What is asked
Pick out each line in these entries that contains the string "JSON".

[Entries taken from a collection]

○ ○ ○

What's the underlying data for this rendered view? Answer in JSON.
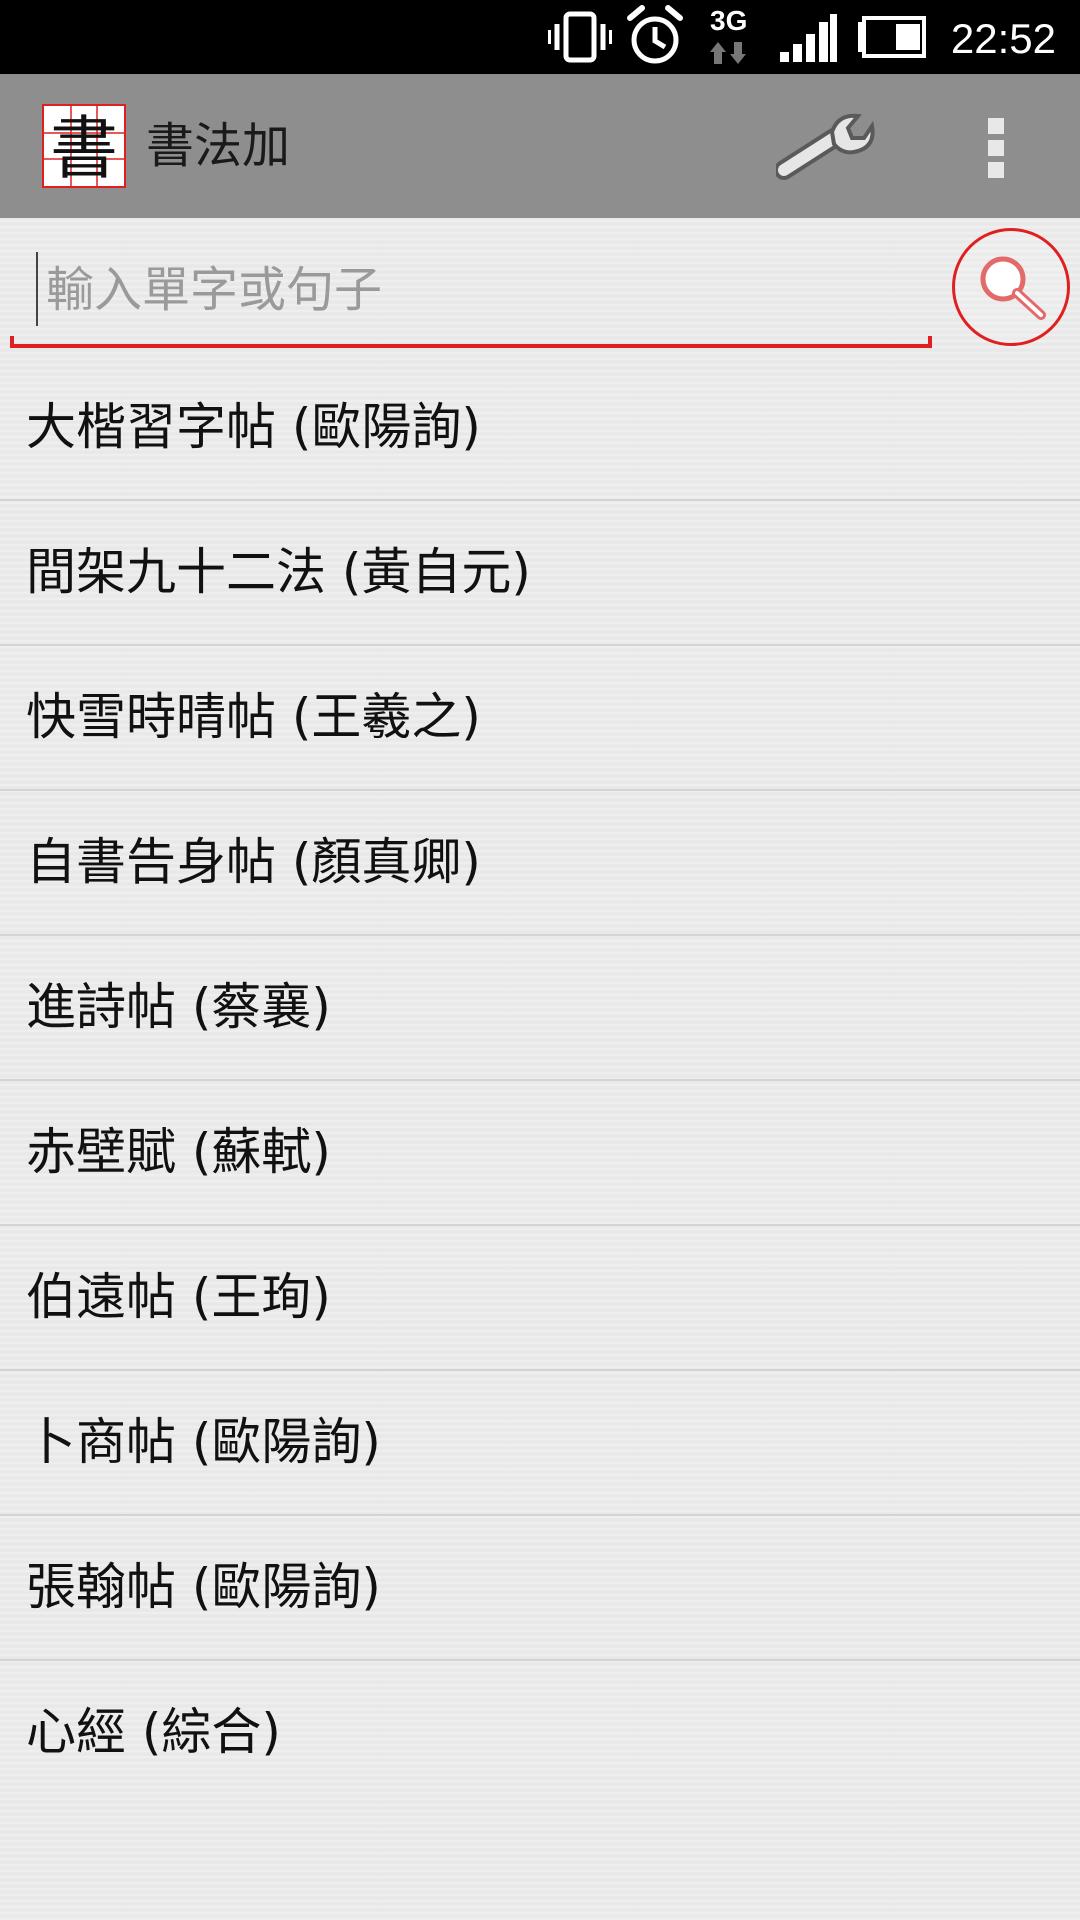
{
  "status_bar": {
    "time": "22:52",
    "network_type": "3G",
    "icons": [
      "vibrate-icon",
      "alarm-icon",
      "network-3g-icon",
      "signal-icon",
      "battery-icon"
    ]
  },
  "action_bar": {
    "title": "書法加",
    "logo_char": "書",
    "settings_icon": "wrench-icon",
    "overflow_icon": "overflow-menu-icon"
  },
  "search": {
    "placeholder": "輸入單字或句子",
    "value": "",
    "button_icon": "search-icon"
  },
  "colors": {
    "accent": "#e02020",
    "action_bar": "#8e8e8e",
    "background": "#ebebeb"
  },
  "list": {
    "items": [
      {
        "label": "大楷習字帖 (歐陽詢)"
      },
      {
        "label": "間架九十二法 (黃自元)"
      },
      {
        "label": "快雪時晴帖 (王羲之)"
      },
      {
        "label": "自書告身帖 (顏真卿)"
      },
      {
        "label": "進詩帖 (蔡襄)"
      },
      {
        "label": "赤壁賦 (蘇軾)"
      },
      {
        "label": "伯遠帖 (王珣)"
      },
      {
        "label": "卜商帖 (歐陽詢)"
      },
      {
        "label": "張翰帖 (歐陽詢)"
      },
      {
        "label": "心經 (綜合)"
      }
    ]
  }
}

○ ○ ○

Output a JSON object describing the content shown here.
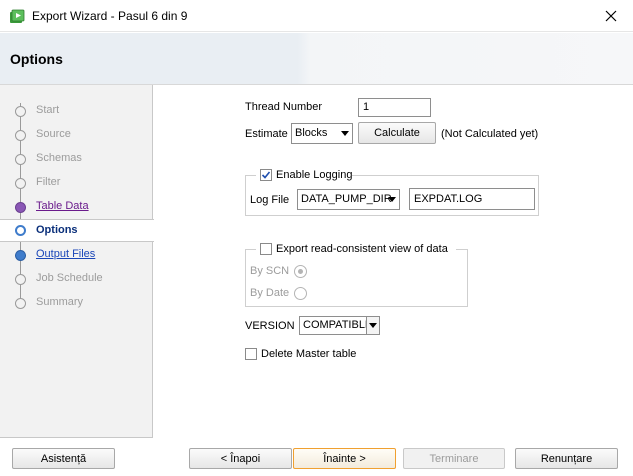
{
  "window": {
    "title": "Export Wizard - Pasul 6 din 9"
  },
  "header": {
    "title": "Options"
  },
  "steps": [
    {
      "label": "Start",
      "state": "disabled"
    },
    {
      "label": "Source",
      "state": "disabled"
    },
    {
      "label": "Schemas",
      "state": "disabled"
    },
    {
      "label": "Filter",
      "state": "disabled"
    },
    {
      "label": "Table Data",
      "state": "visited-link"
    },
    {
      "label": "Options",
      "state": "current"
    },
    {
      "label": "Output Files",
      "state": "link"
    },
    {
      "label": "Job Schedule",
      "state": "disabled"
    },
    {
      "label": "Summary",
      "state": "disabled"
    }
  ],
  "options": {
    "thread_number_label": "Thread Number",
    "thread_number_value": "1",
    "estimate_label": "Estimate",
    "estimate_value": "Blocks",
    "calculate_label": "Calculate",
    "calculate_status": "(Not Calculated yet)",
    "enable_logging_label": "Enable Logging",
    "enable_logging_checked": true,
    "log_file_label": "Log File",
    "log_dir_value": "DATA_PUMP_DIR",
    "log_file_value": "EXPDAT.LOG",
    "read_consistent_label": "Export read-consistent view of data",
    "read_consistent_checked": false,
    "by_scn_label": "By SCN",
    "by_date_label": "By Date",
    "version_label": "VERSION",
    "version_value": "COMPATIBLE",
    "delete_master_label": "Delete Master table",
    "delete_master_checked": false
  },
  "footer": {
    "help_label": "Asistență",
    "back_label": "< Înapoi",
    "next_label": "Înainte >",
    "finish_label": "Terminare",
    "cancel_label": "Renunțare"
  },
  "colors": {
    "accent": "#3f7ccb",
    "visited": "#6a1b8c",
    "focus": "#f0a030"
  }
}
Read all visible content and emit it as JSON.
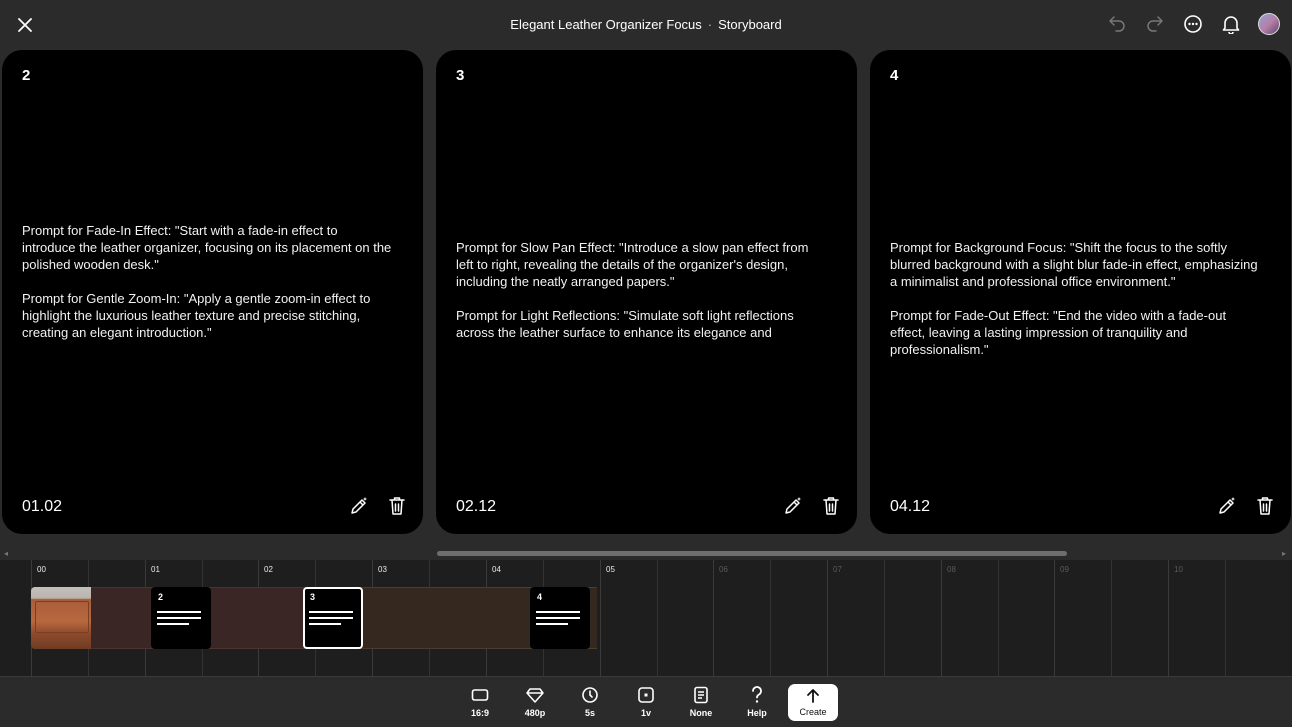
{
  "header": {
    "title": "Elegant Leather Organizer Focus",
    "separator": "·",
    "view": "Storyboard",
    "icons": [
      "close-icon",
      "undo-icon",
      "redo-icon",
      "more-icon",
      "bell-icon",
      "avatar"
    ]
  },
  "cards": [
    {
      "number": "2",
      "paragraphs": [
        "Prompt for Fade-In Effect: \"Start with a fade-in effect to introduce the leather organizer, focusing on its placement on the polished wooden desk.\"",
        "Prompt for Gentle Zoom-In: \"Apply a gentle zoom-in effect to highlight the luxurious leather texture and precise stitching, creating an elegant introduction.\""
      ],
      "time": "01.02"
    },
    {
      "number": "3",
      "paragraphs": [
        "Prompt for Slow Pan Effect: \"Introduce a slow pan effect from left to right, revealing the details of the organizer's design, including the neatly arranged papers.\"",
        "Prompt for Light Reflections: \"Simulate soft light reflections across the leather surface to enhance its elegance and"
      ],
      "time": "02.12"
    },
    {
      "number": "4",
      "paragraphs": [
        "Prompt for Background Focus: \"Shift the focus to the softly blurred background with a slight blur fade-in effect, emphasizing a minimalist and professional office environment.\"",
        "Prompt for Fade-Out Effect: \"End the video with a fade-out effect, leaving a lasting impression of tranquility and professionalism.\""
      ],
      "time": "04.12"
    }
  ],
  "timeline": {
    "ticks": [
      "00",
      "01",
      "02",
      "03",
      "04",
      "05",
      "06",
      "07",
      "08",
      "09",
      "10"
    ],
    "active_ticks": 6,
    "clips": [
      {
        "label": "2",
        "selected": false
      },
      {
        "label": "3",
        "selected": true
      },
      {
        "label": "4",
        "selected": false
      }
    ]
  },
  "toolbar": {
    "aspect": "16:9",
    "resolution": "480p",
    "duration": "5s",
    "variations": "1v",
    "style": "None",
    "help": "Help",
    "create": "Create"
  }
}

○ ○ ○

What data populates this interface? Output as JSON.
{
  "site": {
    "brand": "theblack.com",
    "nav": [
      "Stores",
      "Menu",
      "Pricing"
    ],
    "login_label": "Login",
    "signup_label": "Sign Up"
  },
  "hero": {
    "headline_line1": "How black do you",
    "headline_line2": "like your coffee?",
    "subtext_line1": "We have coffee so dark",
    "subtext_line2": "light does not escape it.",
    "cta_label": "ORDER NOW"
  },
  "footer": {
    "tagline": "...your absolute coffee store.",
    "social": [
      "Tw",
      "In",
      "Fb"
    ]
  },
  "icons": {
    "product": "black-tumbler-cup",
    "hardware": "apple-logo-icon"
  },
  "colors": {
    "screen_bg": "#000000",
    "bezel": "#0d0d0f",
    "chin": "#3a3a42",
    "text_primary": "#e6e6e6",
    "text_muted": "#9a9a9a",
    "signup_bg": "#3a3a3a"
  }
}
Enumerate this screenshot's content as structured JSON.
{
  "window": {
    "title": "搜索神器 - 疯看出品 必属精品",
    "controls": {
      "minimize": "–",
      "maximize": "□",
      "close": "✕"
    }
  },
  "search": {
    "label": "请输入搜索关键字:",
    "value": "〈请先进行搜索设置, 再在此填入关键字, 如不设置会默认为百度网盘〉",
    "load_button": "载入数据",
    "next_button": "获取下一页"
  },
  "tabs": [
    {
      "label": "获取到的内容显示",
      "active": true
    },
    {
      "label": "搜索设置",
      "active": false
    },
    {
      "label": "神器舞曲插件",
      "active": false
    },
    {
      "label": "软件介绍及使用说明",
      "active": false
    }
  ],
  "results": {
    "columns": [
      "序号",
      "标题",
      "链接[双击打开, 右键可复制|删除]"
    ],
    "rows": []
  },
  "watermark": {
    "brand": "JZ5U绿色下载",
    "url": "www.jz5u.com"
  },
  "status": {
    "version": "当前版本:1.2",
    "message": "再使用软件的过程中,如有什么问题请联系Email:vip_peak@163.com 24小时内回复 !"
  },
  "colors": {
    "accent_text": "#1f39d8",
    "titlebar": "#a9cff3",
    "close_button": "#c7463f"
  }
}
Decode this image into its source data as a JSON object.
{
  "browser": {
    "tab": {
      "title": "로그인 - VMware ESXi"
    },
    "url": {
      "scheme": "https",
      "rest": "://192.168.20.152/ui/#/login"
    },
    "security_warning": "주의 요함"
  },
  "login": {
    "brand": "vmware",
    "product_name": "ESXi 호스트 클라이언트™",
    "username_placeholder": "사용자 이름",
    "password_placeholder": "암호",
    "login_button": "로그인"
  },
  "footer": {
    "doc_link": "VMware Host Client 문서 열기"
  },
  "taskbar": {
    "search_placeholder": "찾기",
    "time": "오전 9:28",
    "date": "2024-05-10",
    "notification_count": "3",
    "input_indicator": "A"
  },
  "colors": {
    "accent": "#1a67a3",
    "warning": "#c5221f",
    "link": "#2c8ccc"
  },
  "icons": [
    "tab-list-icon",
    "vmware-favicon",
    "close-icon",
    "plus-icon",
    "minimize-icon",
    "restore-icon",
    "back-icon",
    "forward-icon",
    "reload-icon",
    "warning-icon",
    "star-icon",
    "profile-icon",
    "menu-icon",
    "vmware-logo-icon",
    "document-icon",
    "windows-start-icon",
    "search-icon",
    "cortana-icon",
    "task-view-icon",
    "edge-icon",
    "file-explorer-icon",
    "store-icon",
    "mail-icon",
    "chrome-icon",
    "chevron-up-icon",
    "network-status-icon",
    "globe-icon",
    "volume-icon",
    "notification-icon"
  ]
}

○ ○ ○

Response to this task
What's the underlying data for this rendered view? Answer in JSON.
Output a JSON object describing the content shown here.
Read all visible content and emit it as JSON.
What data populates this interface? Output as JSON.
Enumerate this screenshot's content as structured JSON.
Decode this image into its source data as a JSON object.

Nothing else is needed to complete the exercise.